_Direction_
Reproduce the data that follows in its entirety, character for character.

[start Stored records]

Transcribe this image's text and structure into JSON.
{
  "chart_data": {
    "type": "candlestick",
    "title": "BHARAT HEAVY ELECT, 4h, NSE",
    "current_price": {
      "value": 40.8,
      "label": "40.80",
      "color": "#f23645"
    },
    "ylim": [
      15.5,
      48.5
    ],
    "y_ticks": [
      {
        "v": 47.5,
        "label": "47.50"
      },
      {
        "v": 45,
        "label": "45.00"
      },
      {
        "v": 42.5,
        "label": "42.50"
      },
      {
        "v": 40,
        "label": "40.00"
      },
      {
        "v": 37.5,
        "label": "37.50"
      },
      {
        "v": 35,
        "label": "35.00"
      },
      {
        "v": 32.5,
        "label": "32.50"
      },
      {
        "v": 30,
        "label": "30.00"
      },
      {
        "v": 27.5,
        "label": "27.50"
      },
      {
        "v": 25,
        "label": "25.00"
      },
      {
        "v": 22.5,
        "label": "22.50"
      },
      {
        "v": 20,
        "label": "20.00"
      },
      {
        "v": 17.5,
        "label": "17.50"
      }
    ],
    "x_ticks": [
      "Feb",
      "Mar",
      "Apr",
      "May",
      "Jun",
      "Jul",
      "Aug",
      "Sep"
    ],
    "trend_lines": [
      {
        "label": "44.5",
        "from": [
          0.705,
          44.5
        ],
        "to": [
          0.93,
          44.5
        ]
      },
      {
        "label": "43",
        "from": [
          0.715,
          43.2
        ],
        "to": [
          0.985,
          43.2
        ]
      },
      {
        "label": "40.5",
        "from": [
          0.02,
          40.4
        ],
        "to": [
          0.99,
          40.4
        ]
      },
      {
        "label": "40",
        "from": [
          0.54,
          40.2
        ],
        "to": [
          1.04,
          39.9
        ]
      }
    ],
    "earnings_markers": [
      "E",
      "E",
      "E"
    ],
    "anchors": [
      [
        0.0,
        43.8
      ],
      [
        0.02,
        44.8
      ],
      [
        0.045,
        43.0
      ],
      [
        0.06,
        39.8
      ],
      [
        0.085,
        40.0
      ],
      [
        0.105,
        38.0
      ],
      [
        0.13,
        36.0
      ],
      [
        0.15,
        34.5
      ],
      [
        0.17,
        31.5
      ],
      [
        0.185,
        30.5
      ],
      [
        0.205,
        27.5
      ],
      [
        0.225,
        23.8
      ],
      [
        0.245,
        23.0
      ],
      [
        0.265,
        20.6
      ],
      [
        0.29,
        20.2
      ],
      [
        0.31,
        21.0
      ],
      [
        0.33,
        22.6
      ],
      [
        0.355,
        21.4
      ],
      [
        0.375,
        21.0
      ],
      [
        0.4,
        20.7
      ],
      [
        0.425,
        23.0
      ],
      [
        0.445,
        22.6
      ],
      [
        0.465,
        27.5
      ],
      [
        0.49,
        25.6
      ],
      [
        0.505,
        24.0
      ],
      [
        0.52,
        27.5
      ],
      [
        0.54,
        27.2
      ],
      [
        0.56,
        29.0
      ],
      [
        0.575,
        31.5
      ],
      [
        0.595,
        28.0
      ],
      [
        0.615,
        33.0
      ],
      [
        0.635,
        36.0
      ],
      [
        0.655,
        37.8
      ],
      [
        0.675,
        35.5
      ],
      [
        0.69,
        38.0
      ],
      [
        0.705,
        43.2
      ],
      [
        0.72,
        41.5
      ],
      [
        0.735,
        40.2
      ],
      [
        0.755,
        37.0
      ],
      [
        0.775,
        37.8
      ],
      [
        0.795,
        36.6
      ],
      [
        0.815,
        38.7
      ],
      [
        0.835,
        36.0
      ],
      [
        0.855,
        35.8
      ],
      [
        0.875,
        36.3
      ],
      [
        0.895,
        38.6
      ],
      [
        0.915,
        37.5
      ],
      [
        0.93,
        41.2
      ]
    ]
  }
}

[end Stored records]

_Response_
Transcribe this image's text and structure into JSON.
{
  "chart_data": {
    "type": "candlestick",
    "title": "BHARAT HEAVY ELECT, 4h, NSE",
    "current_price": {
      "value": 40.8,
      "label": "40.80",
      "color": "#f23645"
    },
    "ylim": [
      15.5,
      48.5
    ],
    "y_ticks": [
      {
        "v": 47.5,
        "label": "47.50"
      },
      {
        "v": 45,
        "label": "45.00"
      },
      {
        "v": 42.5,
        "label": "42.50"
      },
      {
        "v": 40,
        "label": "40.00"
      },
      {
        "v": 37.5,
        "label": "37.50"
      },
      {
        "v": 35,
        "label": "35.00"
      },
      {
        "v": 32.5,
        "label": "32.50"
      },
      {
        "v": 30,
        "label": "30.00"
      },
      {
        "v": 27.5,
        "label": "27.50"
      },
      {
        "v": 25,
        "label": "25.00"
      },
      {
        "v": 22.5,
        "label": "22.50"
      },
      {
        "v": 20,
        "label": "20.00"
      },
      {
        "v": 17.5,
        "label": "17.50"
      }
    ],
    "x_ticks": [
      "Feb",
      "Mar",
      "Apr",
      "May",
      "Jun",
      "Jul",
      "Aug",
      "Sep"
    ],
    "trend_lines": [
      {
        "label": "44.5",
        "from": [
          0.705,
          44.5
        ],
        "to": [
          0.93,
          44.5
        ]
      },
      {
        "label": "43",
        "from": [
          0.715,
          43.2
        ],
        "to": [
          0.985,
          43.2
        ]
      },
      {
        "label": "40.5",
        "from": [
          0.02,
          40.4
        ],
        "to": [
          0.99,
          40.4
        ]
      },
      {
        "label": "40",
        "from": [
          0.54,
          40.2
        ],
        "to": [
          1.04,
          39.9
        ]
      }
    ],
    "earnings_markers": [
      "E",
      "E",
      "E"
    ],
    "anchors": [
      [
        0.0,
        43.8
      ],
      [
        0.02,
        44.8
      ],
      [
        0.045,
        43.0
      ],
      [
        0.06,
        39.8
      ],
      [
        0.085,
        40.0
      ],
      [
        0.105,
        38.0
      ],
      [
        0.13,
        36.0
      ],
      [
        0.15,
        34.5
      ],
      [
        0.17,
        31.5
      ],
      [
        0.185,
        30.5
      ],
      [
        0.205,
        27.5
      ],
      [
        0.225,
        23.8
      ],
      [
        0.245,
        23.0
      ],
      [
        0.265,
        20.6
      ],
      [
        0.29,
        20.2
      ],
      [
        0.31,
        21.0
      ],
      [
        0.33,
        22.6
      ],
      [
        0.355,
        21.4
      ],
      [
        0.375,
        21.0
      ],
      [
        0.4,
        20.7
      ],
      [
        0.425,
        23.0
      ],
      [
        0.445,
        22.6
      ],
      [
        0.465,
        27.5
      ],
      [
        0.49,
        25.6
      ],
      [
        0.505,
        24.0
      ],
      [
        0.52,
        27.5
      ],
      [
        0.54,
        27.2
      ],
      [
        0.56,
        29.0
      ],
      [
        0.575,
        31.5
      ],
      [
        0.595,
        28.0
      ],
      [
        0.615,
        33.0
      ],
      [
        0.635,
        36.0
      ],
      [
        0.655,
        37.8
      ],
      [
        0.675,
        35.5
      ],
      [
        0.69,
        38.0
      ],
      [
        0.705,
        43.2
      ],
      [
        0.72,
        41.5
      ],
      [
        0.735,
        40.2
      ],
      [
        0.755,
        37.0
      ],
      [
        0.775,
        37.8
      ],
      [
        0.795,
        36.6
      ],
      [
        0.815,
        38.7
      ],
      [
        0.835,
        36.0
      ],
      [
        0.855,
        35.8
      ],
      [
        0.875,
        36.3
      ],
      [
        0.895,
        38.6
      ],
      [
        0.915,
        37.5
      ],
      [
        0.93,
        41.2
      ]
    ]
  }
}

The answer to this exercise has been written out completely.